• _Exercise description_
Reproduce the full listing below unchanged, apart from the pictures.

:: Input material ::

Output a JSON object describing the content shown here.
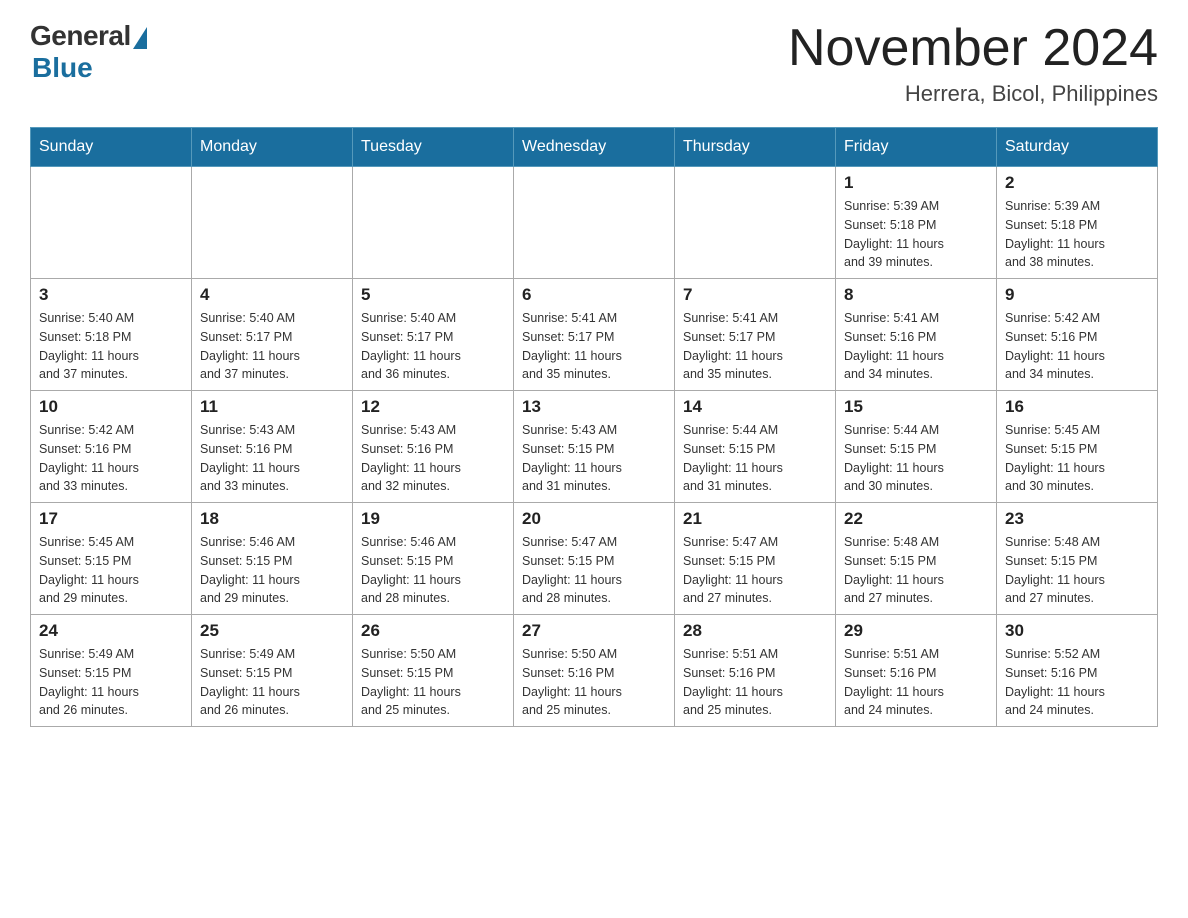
{
  "logo": {
    "general_text": "General",
    "blue_text": "Blue"
  },
  "header": {
    "month_year": "November 2024",
    "location": "Herrera, Bicol, Philippines"
  },
  "days_of_week": [
    "Sunday",
    "Monday",
    "Tuesday",
    "Wednesday",
    "Thursday",
    "Friday",
    "Saturday"
  ],
  "weeks": [
    [
      {
        "day": "",
        "info": ""
      },
      {
        "day": "",
        "info": ""
      },
      {
        "day": "",
        "info": ""
      },
      {
        "day": "",
        "info": ""
      },
      {
        "day": "",
        "info": ""
      },
      {
        "day": "1",
        "info": "Sunrise: 5:39 AM\nSunset: 5:18 PM\nDaylight: 11 hours\nand 39 minutes."
      },
      {
        "day": "2",
        "info": "Sunrise: 5:39 AM\nSunset: 5:18 PM\nDaylight: 11 hours\nand 38 minutes."
      }
    ],
    [
      {
        "day": "3",
        "info": "Sunrise: 5:40 AM\nSunset: 5:18 PM\nDaylight: 11 hours\nand 37 minutes."
      },
      {
        "day": "4",
        "info": "Sunrise: 5:40 AM\nSunset: 5:17 PM\nDaylight: 11 hours\nand 37 minutes."
      },
      {
        "day": "5",
        "info": "Sunrise: 5:40 AM\nSunset: 5:17 PM\nDaylight: 11 hours\nand 36 minutes."
      },
      {
        "day": "6",
        "info": "Sunrise: 5:41 AM\nSunset: 5:17 PM\nDaylight: 11 hours\nand 35 minutes."
      },
      {
        "day": "7",
        "info": "Sunrise: 5:41 AM\nSunset: 5:17 PM\nDaylight: 11 hours\nand 35 minutes."
      },
      {
        "day": "8",
        "info": "Sunrise: 5:41 AM\nSunset: 5:16 PM\nDaylight: 11 hours\nand 34 minutes."
      },
      {
        "day": "9",
        "info": "Sunrise: 5:42 AM\nSunset: 5:16 PM\nDaylight: 11 hours\nand 34 minutes."
      }
    ],
    [
      {
        "day": "10",
        "info": "Sunrise: 5:42 AM\nSunset: 5:16 PM\nDaylight: 11 hours\nand 33 minutes."
      },
      {
        "day": "11",
        "info": "Sunrise: 5:43 AM\nSunset: 5:16 PM\nDaylight: 11 hours\nand 33 minutes."
      },
      {
        "day": "12",
        "info": "Sunrise: 5:43 AM\nSunset: 5:16 PM\nDaylight: 11 hours\nand 32 minutes."
      },
      {
        "day": "13",
        "info": "Sunrise: 5:43 AM\nSunset: 5:15 PM\nDaylight: 11 hours\nand 31 minutes."
      },
      {
        "day": "14",
        "info": "Sunrise: 5:44 AM\nSunset: 5:15 PM\nDaylight: 11 hours\nand 31 minutes."
      },
      {
        "day": "15",
        "info": "Sunrise: 5:44 AM\nSunset: 5:15 PM\nDaylight: 11 hours\nand 30 minutes."
      },
      {
        "day": "16",
        "info": "Sunrise: 5:45 AM\nSunset: 5:15 PM\nDaylight: 11 hours\nand 30 minutes."
      }
    ],
    [
      {
        "day": "17",
        "info": "Sunrise: 5:45 AM\nSunset: 5:15 PM\nDaylight: 11 hours\nand 29 minutes."
      },
      {
        "day": "18",
        "info": "Sunrise: 5:46 AM\nSunset: 5:15 PM\nDaylight: 11 hours\nand 29 minutes."
      },
      {
        "day": "19",
        "info": "Sunrise: 5:46 AM\nSunset: 5:15 PM\nDaylight: 11 hours\nand 28 minutes."
      },
      {
        "day": "20",
        "info": "Sunrise: 5:47 AM\nSunset: 5:15 PM\nDaylight: 11 hours\nand 28 minutes."
      },
      {
        "day": "21",
        "info": "Sunrise: 5:47 AM\nSunset: 5:15 PM\nDaylight: 11 hours\nand 27 minutes."
      },
      {
        "day": "22",
        "info": "Sunrise: 5:48 AM\nSunset: 5:15 PM\nDaylight: 11 hours\nand 27 minutes."
      },
      {
        "day": "23",
        "info": "Sunrise: 5:48 AM\nSunset: 5:15 PM\nDaylight: 11 hours\nand 27 minutes."
      }
    ],
    [
      {
        "day": "24",
        "info": "Sunrise: 5:49 AM\nSunset: 5:15 PM\nDaylight: 11 hours\nand 26 minutes."
      },
      {
        "day": "25",
        "info": "Sunrise: 5:49 AM\nSunset: 5:15 PM\nDaylight: 11 hours\nand 26 minutes."
      },
      {
        "day": "26",
        "info": "Sunrise: 5:50 AM\nSunset: 5:15 PM\nDaylight: 11 hours\nand 25 minutes."
      },
      {
        "day": "27",
        "info": "Sunrise: 5:50 AM\nSunset: 5:16 PM\nDaylight: 11 hours\nand 25 minutes."
      },
      {
        "day": "28",
        "info": "Sunrise: 5:51 AM\nSunset: 5:16 PM\nDaylight: 11 hours\nand 25 minutes."
      },
      {
        "day": "29",
        "info": "Sunrise: 5:51 AM\nSunset: 5:16 PM\nDaylight: 11 hours\nand 24 minutes."
      },
      {
        "day": "30",
        "info": "Sunrise: 5:52 AM\nSunset: 5:16 PM\nDaylight: 11 hours\nand 24 minutes."
      }
    ]
  ]
}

:::

• _Task response_
Output a JSON object describing the content shown here.
{
  "logo": {
    "general_text": "General",
    "blue_text": "Blue"
  },
  "header": {
    "month_year": "November 2024",
    "location": "Herrera, Bicol, Philippines"
  },
  "days_of_week": [
    "Sunday",
    "Monday",
    "Tuesday",
    "Wednesday",
    "Thursday",
    "Friday",
    "Saturday"
  ],
  "weeks": [
    [
      {
        "day": "",
        "info": ""
      },
      {
        "day": "",
        "info": ""
      },
      {
        "day": "",
        "info": ""
      },
      {
        "day": "",
        "info": ""
      },
      {
        "day": "",
        "info": ""
      },
      {
        "day": "1",
        "info": "Sunrise: 5:39 AM\nSunset: 5:18 PM\nDaylight: 11 hours\nand 39 minutes."
      },
      {
        "day": "2",
        "info": "Sunrise: 5:39 AM\nSunset: 5:18 PM\nDaylight: 11 hours\nand 38 minutes."
      }
    ],
    [
      {
        "day": "3",
        "info": "Sunrise: 5:40 AM\nSunset: 5:18 PM\nDaylight: 11 hours\nand 37 minutes."
      },
      {
        "day": "4",
        "info": "Sunrise: 5:40 AM\nSunset: 5:17 PM\nDaylight: 11 hours\nand 37 minutes."
      },
      {
        "day": "5",
        "info": "Sunrise: 5:40 AM\nSunset: 5:17 PM\nDaylight: 11 hours\nand 36 minutes."
      },
      {
        "day": "6",
        "info": "Sunrise: 5:41 AM\nSunset: 5:17 PM\nDaylight: 11 hours\nand 35 minutes."
      },
      {
        "day": "7",
        "info": "Sunrise: 5:41 AM\nSunset: 5:17 PM\nDaylight: 11 hours\nand 35 minutes."
      },
      {
        "day": "8",
        "info": "Sunrise: 5:41 AM\nSunset: 5:16 PM\nDaylight: 11 hours\nand 34 minutes."
      },
      {
        "day": "9",
        "info": "Sunrise: 5:42 AM\nSunset: 5:16 PM\nDaylight: 11 hours\nand 34 minutes."
      }
    ],
    [
      {
        "day": "10",
        "info": "Sunrise: 5:42 AM\nSunset: 5:16 PM\nDaylight: 11 hours\nand 33 minutes."
      },
      {
        "day": "11",
        "info": "Sunrise: 5:43 AM\nSunset: 5:16 PM\nDaylight: 11 hours\nand 33 minutes."
      },
      {
        "day": "12",
        "info": "Sunrise: 5:43 AM\nSunset: 5:16 PM\nDaylight: 11 hours\nand 32 minutes."
      },
      {
        "day": "13",
        "info": "Sunrise: 5:43 AM\nSunset: 5:15 PM\nDaylight: 11 hours\nand 31 minutes."
      },
      {
        "day": "14",
        "info": "Sunrise: 5:44 AM\nSunset: 5:15 PM\nDaylight: 11 hours\nand 31 minutes."
      },
      {
        "day": "15",
        "info": "Sunrise: 5:44 AM\nSunset: 5:15 PM\nDaylight: 11 hours\nand 30 minutes."
      },
      {
        "day": "16",
        "info": "Sunrise: 5:45 AM\nSunset: 5:15 PM\nDaylight: 11 hours\nand 30 minutes."
      }
    ],
    [
      {
        "day": "17",
        "info": "Sunrise: 5:45 AM\nSunset: 5:15 PM\nDaylight: 11 hours\nand 29 minutes."
      },
      {
        "day": "18",
        "info": "Sunrise: 5:46 AM\nSunset: 5:15 PM\nDaylight: 11 hours\nand 29 minutes."
      },
      {
        "day": "19",
        "info": "Sunrise: 5:46 AM\nSunset: 5:15 PM\nDaylight: 11 hours\nand 28 minutes."
      },
      {
        "day": "20",
        "info": "Sunrise: 5:47 AM\nSunset: 5:15 PM\nDaylight: 11 hours\nand 28 minutes."
      },
      {
        "day": "21",
        "info": "Sunrise: 5:47 AM\nSunset: 5:15 PM\nDaylight: 11 hours\nand 27 minutes."
      },
      {
        "day": "22",
        "info": "Sunrise: 5:48 AM\nSunset: 5:15 PM\nDaylight: 11 hours\nand 27 minutes."
      },
      {
        "day": "23",
        "info": "Sunrise: 5:48 AM\nSunset: 5:15 PM\nDaylight: 11 hours\nand 27 minutes."
      }
    ],
    [
      {
        "day": "24",
        "info": "Sunrise: 5:49 AM\nSunset: 5:15 PM\nDaylight: 11 hours\nand 26 minutes."
      },
      {
        "day": "25",
        "info": "Sunrise: 5:49 AM\nSunset: 5:15 PM\nDaylight: 11 hours\nand 26 minutes."
      },
      {
        "day": "26",
        "info": "Sunrise: 5:50 AM\nSunset: 5:15 PM\nDaylight: 11 hours\nand 25 minutes."
      },
      {
        "day": "27",
        "info": "Sunrise: 5:50 AM\nSunset: 5:16 PM\nDaylight: 11 hours\nand 25 minutes."
      },
      {
        "day": "28",
        "info": "Sunrise: 5:51 AM\nSunset: 5:16 PM\nDaylight: 11 hours\nand 25 minutes."
      },
      {
        "day": "29",
        "info": "Sunrise: 5:51 AM\nSunset: 5:16 PM\nDaylight: 11 hours\nand 24 minutes."
      },
      {
        "day": "30",
        "info": "Sunrise: 5:52 AM\nSunset: 5:16 PM\nDaylight: 11 hours\nand 24 minutes."
      }
    ]
  ]
}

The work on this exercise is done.